**YOUR TASK**.
Every entry must be echoed exactly.

**PROVIDED DATA**.
■ ■ ■ ■

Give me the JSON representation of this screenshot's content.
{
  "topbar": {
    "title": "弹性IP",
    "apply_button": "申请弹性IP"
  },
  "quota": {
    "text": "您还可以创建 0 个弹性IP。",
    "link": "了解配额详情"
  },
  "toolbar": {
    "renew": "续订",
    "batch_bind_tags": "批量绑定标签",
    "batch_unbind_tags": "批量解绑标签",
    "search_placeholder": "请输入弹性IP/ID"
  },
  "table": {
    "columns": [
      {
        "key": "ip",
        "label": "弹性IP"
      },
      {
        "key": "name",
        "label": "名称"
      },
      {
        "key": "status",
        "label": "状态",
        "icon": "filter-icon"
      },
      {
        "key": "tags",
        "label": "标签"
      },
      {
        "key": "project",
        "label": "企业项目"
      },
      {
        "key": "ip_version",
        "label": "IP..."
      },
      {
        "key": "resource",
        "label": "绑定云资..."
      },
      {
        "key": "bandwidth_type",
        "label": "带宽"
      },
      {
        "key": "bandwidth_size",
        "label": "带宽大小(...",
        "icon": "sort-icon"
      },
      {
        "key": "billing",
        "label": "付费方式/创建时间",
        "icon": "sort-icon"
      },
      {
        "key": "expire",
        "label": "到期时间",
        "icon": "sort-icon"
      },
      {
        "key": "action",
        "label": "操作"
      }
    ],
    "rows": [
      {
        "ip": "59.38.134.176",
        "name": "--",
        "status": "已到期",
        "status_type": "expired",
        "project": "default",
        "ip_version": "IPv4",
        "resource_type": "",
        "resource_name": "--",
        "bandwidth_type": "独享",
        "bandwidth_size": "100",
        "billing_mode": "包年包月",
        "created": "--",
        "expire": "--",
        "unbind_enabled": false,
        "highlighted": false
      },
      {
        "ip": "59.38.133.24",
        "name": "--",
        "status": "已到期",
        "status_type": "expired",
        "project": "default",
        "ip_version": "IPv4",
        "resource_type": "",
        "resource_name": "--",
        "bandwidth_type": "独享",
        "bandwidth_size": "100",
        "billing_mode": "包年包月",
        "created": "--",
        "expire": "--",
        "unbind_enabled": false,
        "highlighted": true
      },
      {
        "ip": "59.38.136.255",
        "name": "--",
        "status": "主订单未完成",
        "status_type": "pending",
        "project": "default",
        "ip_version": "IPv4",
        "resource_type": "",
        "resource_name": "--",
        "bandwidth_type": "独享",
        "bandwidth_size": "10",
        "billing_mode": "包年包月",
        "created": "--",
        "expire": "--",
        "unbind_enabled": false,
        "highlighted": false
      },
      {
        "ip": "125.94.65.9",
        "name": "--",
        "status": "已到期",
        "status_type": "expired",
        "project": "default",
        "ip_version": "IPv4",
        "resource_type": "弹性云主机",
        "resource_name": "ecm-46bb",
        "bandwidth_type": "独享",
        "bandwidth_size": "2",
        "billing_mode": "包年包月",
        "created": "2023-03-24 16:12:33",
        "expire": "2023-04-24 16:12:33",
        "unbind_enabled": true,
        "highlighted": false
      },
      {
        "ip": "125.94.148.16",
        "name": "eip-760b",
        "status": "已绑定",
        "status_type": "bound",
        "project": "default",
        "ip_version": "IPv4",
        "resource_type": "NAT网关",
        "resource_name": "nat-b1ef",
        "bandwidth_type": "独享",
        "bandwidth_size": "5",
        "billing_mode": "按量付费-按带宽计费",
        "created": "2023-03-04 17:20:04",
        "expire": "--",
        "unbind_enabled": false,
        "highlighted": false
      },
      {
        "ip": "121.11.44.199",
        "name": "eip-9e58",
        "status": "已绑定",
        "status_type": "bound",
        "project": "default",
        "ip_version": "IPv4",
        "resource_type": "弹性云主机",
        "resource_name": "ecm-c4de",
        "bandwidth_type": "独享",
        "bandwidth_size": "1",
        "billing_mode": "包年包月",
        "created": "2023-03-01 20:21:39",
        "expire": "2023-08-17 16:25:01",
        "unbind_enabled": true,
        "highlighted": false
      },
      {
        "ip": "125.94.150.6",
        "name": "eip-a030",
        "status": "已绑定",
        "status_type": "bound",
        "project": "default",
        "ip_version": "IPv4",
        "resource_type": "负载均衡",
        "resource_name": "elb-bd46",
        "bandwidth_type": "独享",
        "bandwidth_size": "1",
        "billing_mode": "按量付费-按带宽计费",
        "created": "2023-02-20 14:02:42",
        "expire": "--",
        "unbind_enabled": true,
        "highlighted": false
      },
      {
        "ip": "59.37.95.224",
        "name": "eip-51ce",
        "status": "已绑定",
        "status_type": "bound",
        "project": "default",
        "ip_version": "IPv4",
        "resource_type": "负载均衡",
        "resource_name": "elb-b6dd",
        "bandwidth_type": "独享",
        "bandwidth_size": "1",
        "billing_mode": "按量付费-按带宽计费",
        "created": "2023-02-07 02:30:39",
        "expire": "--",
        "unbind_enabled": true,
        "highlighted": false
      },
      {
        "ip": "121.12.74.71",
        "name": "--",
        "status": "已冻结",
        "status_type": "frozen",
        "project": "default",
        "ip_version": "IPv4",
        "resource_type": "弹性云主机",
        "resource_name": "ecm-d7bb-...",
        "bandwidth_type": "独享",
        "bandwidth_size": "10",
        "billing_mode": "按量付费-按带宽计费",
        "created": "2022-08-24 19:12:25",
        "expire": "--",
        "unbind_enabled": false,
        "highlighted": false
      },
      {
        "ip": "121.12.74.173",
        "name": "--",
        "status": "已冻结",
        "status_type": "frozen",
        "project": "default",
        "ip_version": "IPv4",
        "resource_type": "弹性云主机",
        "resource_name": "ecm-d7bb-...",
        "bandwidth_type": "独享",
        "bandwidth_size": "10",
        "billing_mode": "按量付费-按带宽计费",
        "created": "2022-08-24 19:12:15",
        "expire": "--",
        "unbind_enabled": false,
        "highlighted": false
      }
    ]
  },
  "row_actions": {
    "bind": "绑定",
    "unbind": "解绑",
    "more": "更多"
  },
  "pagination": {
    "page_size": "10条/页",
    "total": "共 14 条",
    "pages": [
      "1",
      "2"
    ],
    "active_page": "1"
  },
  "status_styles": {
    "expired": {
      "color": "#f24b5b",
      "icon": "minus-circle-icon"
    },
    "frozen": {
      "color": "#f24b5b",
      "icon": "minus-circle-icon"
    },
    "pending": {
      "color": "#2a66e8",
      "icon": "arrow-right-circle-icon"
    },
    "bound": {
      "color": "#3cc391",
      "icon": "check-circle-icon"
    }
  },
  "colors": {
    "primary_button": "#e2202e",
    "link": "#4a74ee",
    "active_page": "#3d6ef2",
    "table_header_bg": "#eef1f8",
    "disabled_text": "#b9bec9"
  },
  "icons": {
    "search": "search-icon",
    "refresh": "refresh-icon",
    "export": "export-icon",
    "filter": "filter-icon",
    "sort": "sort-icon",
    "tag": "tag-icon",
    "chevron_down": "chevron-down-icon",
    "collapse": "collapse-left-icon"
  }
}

■ ■ ■ ■

**EXPECTED OUTPUT**.
Give me the JSON representation of this screenshot's content.
{
  "topbar": {
    "title": "弹性IP",
    "apply_button": "申请弹性IP"
  },
  "quota": {
    "text": "您还可以创建 0 个弹性IP。",
    "link": "了解配额详情"
  },
  "toolbar": {
    "renew": "续订",
    "batch_bind_tags": "批量绑定标签",
    "batch_unbind_tags": "批量解绑标签",
    "search_placeholder": "请输入弹性IP/ID"
  },
  "table": {
    "columns": [
      {
        "key": "ip",
        "label": "弹性IP"
      },
      {
        "key": "name",
        "label": "名称"
      },
      {
        "key": "status",
        "label": "状态",
        "icon": "filter-icon"
      },
      {
        "key": "tags",
        "label": "标签"
      },
      {
        "key": "project",
        "label": "企业项目"
      },
      {
        "key": "ip_version",
        "label": "IP..."
      },
      {
        "key": "resource",
        "label": "绑定云资..."
      },
      {
        "key": "bandwidth_type",
        "label": "带宽"
      },
      {
        "key": "bandwidth_size",
        "label": "带宽大小(...",
        "icon": "sort-icon"
      },
      {
        "key": "billing",
        "label": "付费方式/创建时间",
        "icon": "sort-icon"
      },
      {
        "key": "expire",
        "label": "到期时间",
        "icon": "sort-icon"
      },
      {
        "key": "action",
        "label": "操作"
      }
    ],
    "rows": [
      {
        "ip": "59.38.134.176",
        "name": "--",
        "status": "已到期",
        "status_type": "expired",
        "project": "default",
        "ip_version": "IPv4",
        "resource_type": "",
        "resource_name": "--",
        "bandwidth_type": "独享",
        "bandwidth_size": "100",
        "billing_mode": "包年包月",
        "created": "--",
        "expire": "--",
        "unbind_enabled": false,
        "highlighted": false
      },
      {
        "ip": "59.38.133.24",
        "name": "--",
        "status": "已到期",
        "status_type": "expired",
        "project": "default",
        "ip_version": "IPv4",
        "resource_type": "",
        "resource_name": "--",
        "bandwidth_type": "独享",
        "bandwidth_size": "100",
        "billing_mode": "包年包月",
        "created": "--",
        "expire": "--",
        "unbind_enabled": false,
        "highlighted": true
      },
      {
        "ip": "59.38.136.255",
        "name": "--",
        "status": "主订单未完成",
        "status_type": "pending",
        "project": "default",
        "ip_version": "IPv4",
        "resource_type": "",
        "resource_name": "--",
        "bandwidth_type": "独享",
        "bandwidth_size": "10",
        "billing_mode": "包年包月",
        "created": "--",
        "expire": "--",
        "unbind_enabled": false,
        "highlighted": false
      },
      {
        "ip": "125.94.65.9",
        "name": "--",
        "status": "已到期",
        "status_type": "expired",
        "project": "default",
        "ip_version": "IPv4",
        "resource_type": "弹性云主机",
        "resource_name": "ecm-46bb",
        "bandwidth_type": "独享",
        "bandwidth_size": "2",
        "billing_mode": "包年包月",
        "created": "2023-03-24 16:12:33",
        "expire": "2023-04-24 16:12:33",
        "unbind_enabled": true,
        "highlighted": false
      },
      {
        "ip": "125.94.148.16",
        "name": "eip-760b",
        "status": "已绑定",
        "status_type": "bound",
        "project": "default",
        "ip_version": "IPv4",
        "resource_type": "NAT网关",
        "resource_name": "nat-b1ef",
        "bandwidth_type": "独享",
        "bandwidth_size": "5",
        "billing_mode": "按量付费-按带宽计费",
        "created": "2023-03-04 17:20:04",
        "expire": "--",
        "unbind_enabled": false,
        "highlighted": false
      },
      {
        "ip": "121.11.44.199",
        "name": "eip-9e58",
        "status": "已绑定",
        "status_type": "bound",
        "project": "default",
        "ip_version": "IPv4",
        "resource_type": "弹性云主机",
        "resource_name": "ecm-c4de",
        "bandwidth_type": "独享",
        "bandwidth_size": "1",
        "billing_mode": "包年包月",
        "created": "2023-03-01 20:21:39",
        "expire": "2023-08-17 16:25:01",
        "unbind_enabled": true,
        "highlighted": false
      },
      {
        "ip": "125.94.150.6",
        "name": "eip-a030",
        "status": "已绑定",
        "status_type": "bound",
        "project": "default",
        "ip_version": "IPv4",
        "resource_type": "负载均衡",
        "resource_name": "elb-bd46",
        "bandwidth_type": "独享",
        "bandwidth_size": "1",
        "billing_mode": "按量付费-按带宽计费",
        "created": "2023-02-20 14:02:42",
        "expire": "--",
        "unbind_enabled": true,
        "highlighted": false
      },
      {
        "ip": "59.37.95.224",
        "name": "eip-51ce",
        "status": "已绑定",
        "status_type": "bound",
        "project": "default",
        "ip_version": "IPv4",
        "resource_type": "负载均衡",
        "resource_name": "elb-b6dd",
        "bandwidth_type": "独享",
        "bandwidth_size": "1",
        "billing_mode": "按量付费-按带宽计费",
        "created": "2023-02-07 02:30:39",
        "expire": "--",
        "unbind_enabled": true,
        "highlighted": false
      },
      {
        "ip": "121.12.74.71",
        "name": "--",
        "status": "已冻结",
        "status_type": "frozen",
        "project": "default",
        "ip_version": "IPv4",
        "resource_type": "弹性云主机",
        "resource_name": "ecm-d7bb-...",
        "bandwidth_type": "独享",
        "bandwidth_size": "10",
        "billing_mode": "按量付费-按带宽计费",
        "created": "2022-08-24 19:12:25",
        "expire": "--",
        "unbind_enabled": false,
        "highlighted": false
      },
      {
        "ip": "121.12.74.173",
        "name": "--",
        "status": "已冻结",
        "status_type": "frozen",
        "project": "default",
        "ip_version": "IPv4",
        "resource_type": "弹性云主机",
        "resource_name": "ecm-d7bb-...",
        "bandwidth_type": "独享",
        "bandwidth_size": "10",
        "billing_mode": "按量付费-按带宽计费",
        "created": "2022-08-24 19:12:15",
        "expire": "--",
        "unbind_enabled": false,
        "highlighted": false
      }
    ]
  },
  "row_actions": {
    "bind": "绑定",
    "unbind": "解绑",
    "more": "更多"
  },
  "pagination": {
    "page_size": "10条/页",
    "total": "共 14 条",
    "pages": [
      "1",
      "2"
    ],
    "active_page": "1"
  },
  "status_styles": {
    "expired": {
      "color": "#f24b5b",
      "icon": "minus-circle-icon"
    },
    "frozen": {
      "color": "#f24b5b",
      "icon": "minus-circle-icon"
    },
    "pending": {
      "color": "#2a66e8",
      "icon": "arrow-right-circle-icon"
    },
    "bound": {
      "color": "#3cc391",
      "icon": "check-circle-icon"
    }
  },
  "colors": {
    "primary_button": "#e2202e",
    "link": "#4a74ee",
    "active_page": "#3d6ef2",
    "table_header_bg": "#eef1f8",
    "disabled_text": "#b9bec9"
  },
  "icons": {
    "search": "search-icon",
    "refresh": "refresh-icon",
    "export": "export-icon",
    "filter": "filter-icon",
    "sort": "sort-icon",
    "tag": "tag-icon",
    "chevron_down": "chevron-down-icon",
    "collapse": "collapse-left-icon"
  }
}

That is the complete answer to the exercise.